What is being asked: Would it be possible to write out each entry below exactly, without the pictures?

---------- Records for this task ----------

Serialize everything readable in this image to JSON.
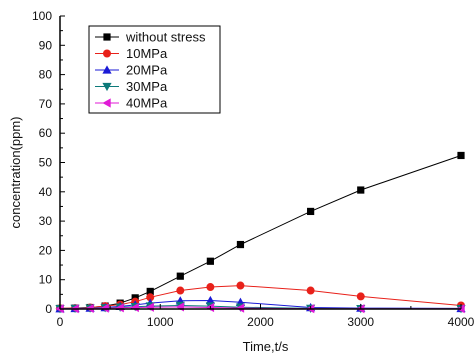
{
  "chart_data": {
    "type": "line",
    "xlabel": "Time,t/s",
    "ylabel": "concentration(ppm)",
    "xlim": [
      0,
      4000
    ],
    "ylim": [
      0,
      100
    ],
    "xticks": [
      0,
      1000,
      2000,
      3000,
      4000
    ],
    "yticks": [
      0,
      10,
      20,
      30,
      40,
      50,
      60,
      70,
      80,
      90,
      100
    ],
    "xtick_labels": [
      "0",
      "1000",
      "2000",
      "3000",
      "4000"
    ],
    "ytick_labels": [
      "0",
      "10",
      "20",
      "30",
      "40",
      "50",
      "60",
      "70",
      "80",
      "90",
      "100"
    ],
    "grid": false,
    "legend_position": "top-left",
    "series": [
      {
        "name": "without stress",
        "color": "#000000",
        "marker": "square",
        "x": [
          0,
          150,
          300,
          450,
          600,
          750,
          900,
          1200,
          1500,
          1800,
          2500,
          3000,
          4000
        ],
        "y": [
          0.2,
          0.3,
          0.5,
          1.0,
          2.0,
          3.8,
          6.0,
          11.2,
          16.3,
          22.0,
          33.3,
          40.6,
          52.4
        ]
      },
      {
        "name": "10MPa",
        "color": "#e8211a",
        "marker": "circle",
        "x": [
          0,
          150,
          300,
          450,
          600,
          750,
          900,
          1200,
          1500,
          1800,
          2500,
          3000,
          4000
        ],
        "y": [
          0.2,
          0.3,
          0.5,
          1.0,
          1.5,
          2.5,
          4.0,
          6.3,
          7.5,
          8.0,
          6.3,
          4.3,
          1.2
        ]
      },
      {
        "name": "20MPa",
        "color": "#1a1ad6",
        "marker": "triangle-up",
        "x": [
          0,
          150,
          300,
          450,
          600,
          750,
          900,
          1200,
          1500,
          1800,
          2500,
          3000,
          4000
        ],
        "y": [
          0.1,
          0.2,
          0.3,
          0.5,
          0.9,
          1.4,
          2.0,
          2.8,
          2.9,
          2.3,
          0.5,
          0.3,
          0.2
        ]
      },
      {
        "name": "30MPa",
        "color": "#0d7a7a",
        "marker": "triangle-down",
        "x": [
          0,
          150,
          300,
          450,
          600,
          750,
          900,
          1200,
          1500,
          1800,
          2500,
          3000,
          4000
        ],
        "y": [
          0.1,
          0.2,
          0.3,
          0.4,
          0.6,
          0.8,
          1.0,
          1.2,
          1.0,
          0.6,
          0.2,
          0.1,
          0.1
        ]
      },
      {
        "name": "40MPa",
        "color": "#e01ad6",
        "marker": "triangle-left",
        "x": [
          0,
          150,
          300,
          450,
          600,
          750,
          900,
          1200,
          1500,
          1800,
          2500,
          3000,
          4000
        ],
        "y": [
          0.1,
          0.1,
          0.2,
          0.3,
          0.4,
          0.5,
          0.6,
          0.7,
          0.5,
          0.3,
          0.1,
          0.1,
          0.1
        ]
      }
    ]
  }
}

----------

Solution to this task:
Serialize everything readable in this image to JSON.
{
  "chart_data": {
    "type": "line",
    "xlabel": "Time,t/s",
    "ylabel": "concentration(ppm)",
    "xlim": [
      0,
      4000
    ],
    "ylim": [
      0,
      100
    ],
    "xticks": [
      0,
      1000,
      2000,
      3000,
      4000
    ],
    "yticks": [
      0,
      10,
      20,
      30,
      40,
      50,
      60,
      70,
      80,
      90,
      100
    ],
    "xtick_labels": [
      "0",
      "1000",
      "2000",
      "3000",
      "4000"
    ],
    "ytick_labels": [
      "0",
      "10",
      "20",
      "30",
      "40",
      "50",
      "60",
      "70",
      "80",
      "90",
      "100"
    ],
    "grid": false,
    "legend_position": "top-left",
    "series": [
      {
        "name": "without stress",
        "color": "#000000",
        "marker": "square",
        "x": [
          0,
          150,
          300,
          450,
          600,
          750,
          900,
          1200,
          1500,
          1800,
          2500,
          3000,
          4000
        ],
        "y": [
          0.2,
          0.3,
          0.5,
          1.0,
          2.0,
          3.8,
          6.0,
          11.2,
          16.3,
          22.0,
          33.3,
          40.6,
          52.4
        ]
      },
      {
        "name": "10MPa",
        "color": "#e8211a",
        "marker": "circle",
        "x": [
          0,
          150,
          300,
          450,
          600,
          750,
          900,
          1200,
          1500,
          1800,
          2500,
          3000,
          4000
        ],
        "y": [
          0.2,
          0.3,
          0.5,
          1.0,
          1.5,
          2.5,
          4.0,
          6.3,
          7.5,
          8.0,
          6.3,
          4.3,
          1.2
        ]
      },
      {
        "name": "20MPa",
        "color": "#1a1ad6",
        "marker": "triangle-up",
        "x": [
          0,
          150,
          300,
          450,
          600,
          750,
          900,
          1200,
          1500,
          1800,
          2500,
          3000,
          4000
        ],
        "y": [
          0.1,
          0.2,
          0.3,
          0.5,
          0.9,
          1.4,
          2.0,
          2.8,
          2.9,
          2.3,
          0.5,
          0.3,
          0.2
        ]
      },
      {
        "name": "30MPa",
        "color": "#0d7a7a",
        "marker": "triangle-down",
        "x": [
          0,
          150,
          300,
          450,
          600,
          750,
          900,
          1200,
          1500,
          1800,
          2500,
          3000,
          4000
        ],
        "y": [
          0.1,
          0.2,
          0.3,
          0.4,
          0.6,
          0.8,
          1.0,
          1.2,
          1.0,
          0.6,
          0.2,
          0.1,
          0.1
        ]
      },
      {
        "name": "40MPa",
        "color": "#e01ad6",
        "marker": "triangle-left",
        "x": [
          0,
          150,
          300,
          450,
          600,
          750,
          900,
          1200,
          1500,
          1800,
          2500,
          3000,
          4000
        ],
        "y": [
          0.1,
          0.1,
          0.2,
          0.3,
          0.4,
          0.5,
          0.6,
          0.7,
          0.5,
          0.3,
          0.1,
          0.1,
          0.1
        ]
      }
    ]
  }
}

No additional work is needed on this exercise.